Go through the listing and return every line with "Time" in it.

** START OF Supplied records **

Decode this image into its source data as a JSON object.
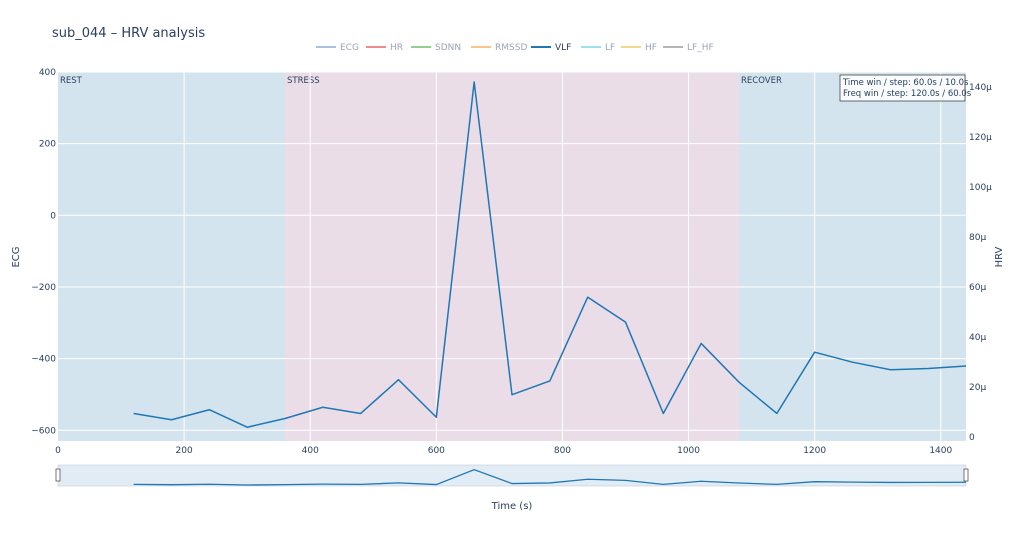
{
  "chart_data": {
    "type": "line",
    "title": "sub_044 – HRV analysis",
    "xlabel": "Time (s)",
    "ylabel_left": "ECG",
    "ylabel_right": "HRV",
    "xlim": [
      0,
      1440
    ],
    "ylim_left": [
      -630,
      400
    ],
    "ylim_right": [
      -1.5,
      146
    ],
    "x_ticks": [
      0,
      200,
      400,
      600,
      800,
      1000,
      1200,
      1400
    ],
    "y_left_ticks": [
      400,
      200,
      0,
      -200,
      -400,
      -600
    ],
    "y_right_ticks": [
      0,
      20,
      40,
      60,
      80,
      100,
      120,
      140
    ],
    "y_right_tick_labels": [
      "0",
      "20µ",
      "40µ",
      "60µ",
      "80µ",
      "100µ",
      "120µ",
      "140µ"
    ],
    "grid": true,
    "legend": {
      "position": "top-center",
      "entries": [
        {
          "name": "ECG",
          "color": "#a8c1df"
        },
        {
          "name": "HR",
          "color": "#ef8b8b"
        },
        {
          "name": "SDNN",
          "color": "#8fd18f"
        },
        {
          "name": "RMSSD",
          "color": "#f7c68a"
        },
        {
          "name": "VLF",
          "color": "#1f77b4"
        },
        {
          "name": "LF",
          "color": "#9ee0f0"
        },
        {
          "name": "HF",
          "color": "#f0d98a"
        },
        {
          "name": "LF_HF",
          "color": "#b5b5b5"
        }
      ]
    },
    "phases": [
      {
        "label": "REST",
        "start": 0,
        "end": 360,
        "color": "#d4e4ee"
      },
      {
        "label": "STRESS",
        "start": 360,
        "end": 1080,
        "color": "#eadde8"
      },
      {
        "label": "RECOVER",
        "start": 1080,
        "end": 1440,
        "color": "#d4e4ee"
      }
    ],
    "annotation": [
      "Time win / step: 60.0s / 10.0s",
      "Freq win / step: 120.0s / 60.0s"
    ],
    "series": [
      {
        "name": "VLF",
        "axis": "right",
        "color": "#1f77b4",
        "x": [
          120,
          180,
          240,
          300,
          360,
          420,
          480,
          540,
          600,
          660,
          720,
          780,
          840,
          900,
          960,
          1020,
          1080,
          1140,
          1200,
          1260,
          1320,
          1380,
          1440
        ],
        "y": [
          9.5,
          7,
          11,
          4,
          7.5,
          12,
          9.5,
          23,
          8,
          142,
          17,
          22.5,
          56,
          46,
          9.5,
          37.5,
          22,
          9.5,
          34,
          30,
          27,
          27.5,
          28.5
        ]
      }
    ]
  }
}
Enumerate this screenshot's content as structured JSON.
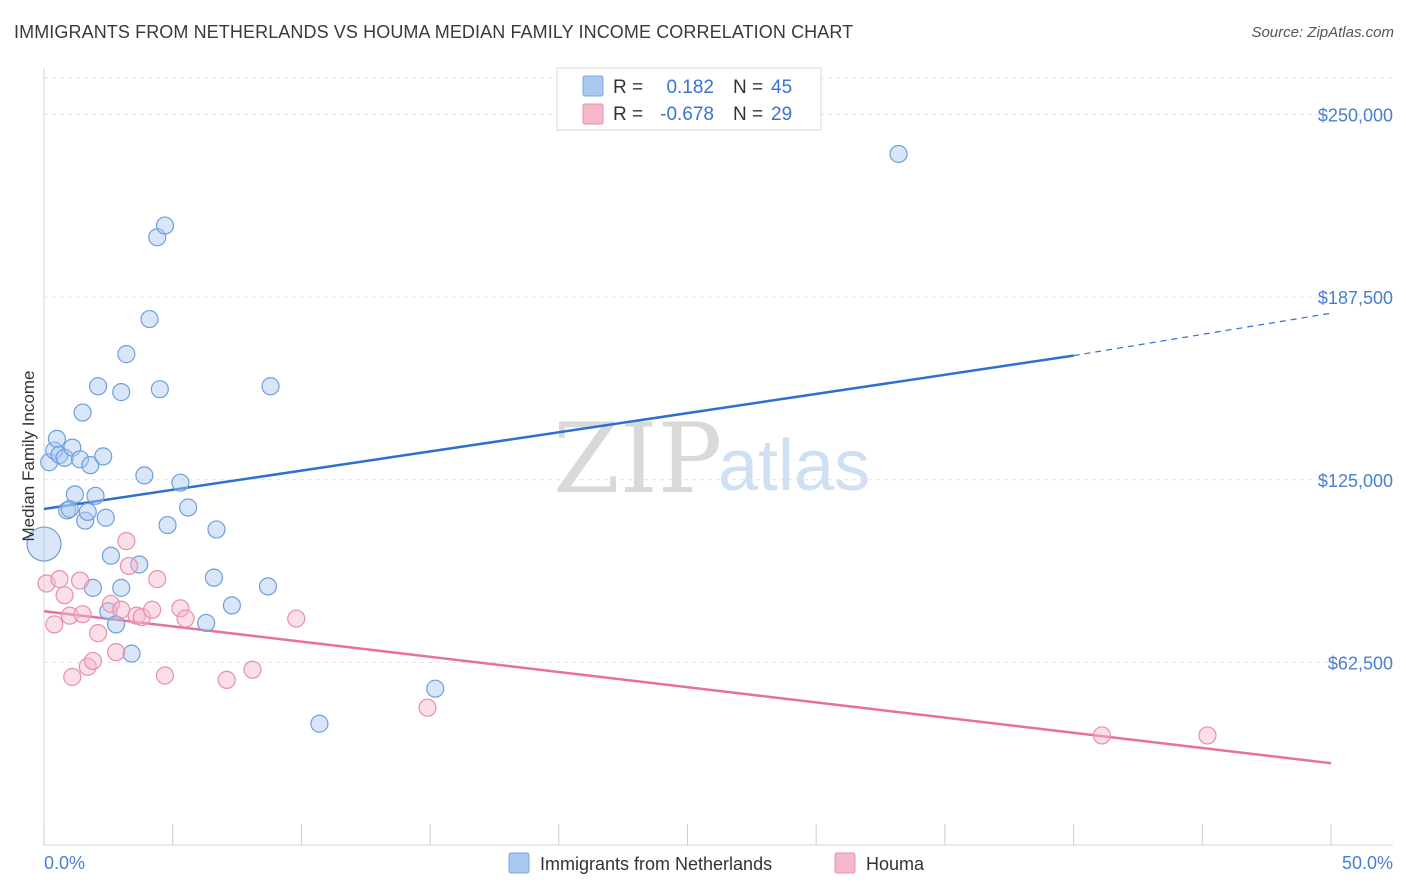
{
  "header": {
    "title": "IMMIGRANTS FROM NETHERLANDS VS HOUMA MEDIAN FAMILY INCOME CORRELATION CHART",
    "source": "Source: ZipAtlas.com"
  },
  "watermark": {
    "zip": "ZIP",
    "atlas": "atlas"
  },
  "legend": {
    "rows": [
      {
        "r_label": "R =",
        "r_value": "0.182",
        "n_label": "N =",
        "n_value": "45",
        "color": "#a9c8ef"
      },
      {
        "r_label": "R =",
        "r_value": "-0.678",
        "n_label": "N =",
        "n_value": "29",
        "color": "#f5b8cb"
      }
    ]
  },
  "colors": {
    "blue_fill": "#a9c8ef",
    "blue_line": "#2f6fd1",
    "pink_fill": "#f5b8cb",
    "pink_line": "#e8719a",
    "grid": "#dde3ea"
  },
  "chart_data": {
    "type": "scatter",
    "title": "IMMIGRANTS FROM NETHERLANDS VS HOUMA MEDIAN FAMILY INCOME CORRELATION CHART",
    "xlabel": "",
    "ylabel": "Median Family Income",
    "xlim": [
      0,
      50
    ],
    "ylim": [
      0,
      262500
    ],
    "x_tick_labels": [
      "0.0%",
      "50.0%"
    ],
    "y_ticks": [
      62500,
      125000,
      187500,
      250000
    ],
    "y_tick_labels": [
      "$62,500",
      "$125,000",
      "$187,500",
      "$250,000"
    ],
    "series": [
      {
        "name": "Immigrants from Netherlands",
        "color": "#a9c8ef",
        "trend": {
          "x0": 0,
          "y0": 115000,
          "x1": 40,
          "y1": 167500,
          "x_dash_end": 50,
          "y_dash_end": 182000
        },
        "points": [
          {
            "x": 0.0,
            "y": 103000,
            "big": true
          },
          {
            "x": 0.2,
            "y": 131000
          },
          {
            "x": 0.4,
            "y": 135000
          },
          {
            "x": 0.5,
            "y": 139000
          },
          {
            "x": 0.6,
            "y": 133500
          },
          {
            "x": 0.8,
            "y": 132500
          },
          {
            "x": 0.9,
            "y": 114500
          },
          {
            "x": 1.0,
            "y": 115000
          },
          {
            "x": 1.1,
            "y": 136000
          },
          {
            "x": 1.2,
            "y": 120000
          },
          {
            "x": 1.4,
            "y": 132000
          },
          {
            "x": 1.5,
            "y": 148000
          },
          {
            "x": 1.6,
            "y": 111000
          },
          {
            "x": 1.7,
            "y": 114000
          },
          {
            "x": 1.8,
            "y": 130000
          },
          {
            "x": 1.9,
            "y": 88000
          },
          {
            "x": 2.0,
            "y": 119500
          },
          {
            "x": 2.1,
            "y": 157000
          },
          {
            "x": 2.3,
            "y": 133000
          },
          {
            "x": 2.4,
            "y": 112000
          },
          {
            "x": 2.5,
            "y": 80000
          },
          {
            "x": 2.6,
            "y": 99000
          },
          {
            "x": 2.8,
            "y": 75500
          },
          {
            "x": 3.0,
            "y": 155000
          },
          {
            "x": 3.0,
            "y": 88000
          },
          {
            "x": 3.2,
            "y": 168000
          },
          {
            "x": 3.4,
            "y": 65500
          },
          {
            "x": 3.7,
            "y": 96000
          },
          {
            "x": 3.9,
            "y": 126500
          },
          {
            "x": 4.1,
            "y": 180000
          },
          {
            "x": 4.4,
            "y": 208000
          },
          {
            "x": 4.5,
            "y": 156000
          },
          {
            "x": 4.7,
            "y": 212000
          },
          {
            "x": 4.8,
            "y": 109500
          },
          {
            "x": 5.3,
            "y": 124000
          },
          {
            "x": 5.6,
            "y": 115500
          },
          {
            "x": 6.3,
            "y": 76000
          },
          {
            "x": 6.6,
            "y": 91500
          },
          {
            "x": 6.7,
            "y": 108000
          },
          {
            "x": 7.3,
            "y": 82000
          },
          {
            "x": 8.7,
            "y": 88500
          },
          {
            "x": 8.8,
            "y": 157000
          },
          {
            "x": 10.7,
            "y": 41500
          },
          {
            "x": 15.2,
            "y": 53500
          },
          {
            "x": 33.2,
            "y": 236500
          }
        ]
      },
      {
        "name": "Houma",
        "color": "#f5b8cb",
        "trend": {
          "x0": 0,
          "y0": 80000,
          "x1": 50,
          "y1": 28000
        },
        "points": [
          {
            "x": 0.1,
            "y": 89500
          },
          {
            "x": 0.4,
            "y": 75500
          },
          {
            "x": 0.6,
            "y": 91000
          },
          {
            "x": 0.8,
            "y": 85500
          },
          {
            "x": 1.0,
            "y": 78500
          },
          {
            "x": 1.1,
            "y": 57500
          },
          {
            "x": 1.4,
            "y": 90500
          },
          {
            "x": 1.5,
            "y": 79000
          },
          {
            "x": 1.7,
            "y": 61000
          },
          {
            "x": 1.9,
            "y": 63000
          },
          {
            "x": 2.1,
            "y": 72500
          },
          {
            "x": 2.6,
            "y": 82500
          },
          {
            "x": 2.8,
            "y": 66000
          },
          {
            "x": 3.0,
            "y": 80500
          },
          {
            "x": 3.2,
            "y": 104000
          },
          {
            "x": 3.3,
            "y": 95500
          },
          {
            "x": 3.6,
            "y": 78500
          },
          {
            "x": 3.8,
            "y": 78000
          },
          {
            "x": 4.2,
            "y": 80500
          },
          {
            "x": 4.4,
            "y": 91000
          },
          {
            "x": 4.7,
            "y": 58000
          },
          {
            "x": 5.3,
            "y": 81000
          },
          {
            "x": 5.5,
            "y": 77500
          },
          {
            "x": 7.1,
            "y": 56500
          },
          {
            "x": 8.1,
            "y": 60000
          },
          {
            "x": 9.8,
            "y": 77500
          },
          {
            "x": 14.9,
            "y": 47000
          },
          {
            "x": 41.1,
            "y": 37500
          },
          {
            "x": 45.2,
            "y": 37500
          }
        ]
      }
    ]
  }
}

** END OF Supplied records **

## Final answer
    "xlabel": "Time (s)",
      "Time win / step: 60.0s / 10.0s",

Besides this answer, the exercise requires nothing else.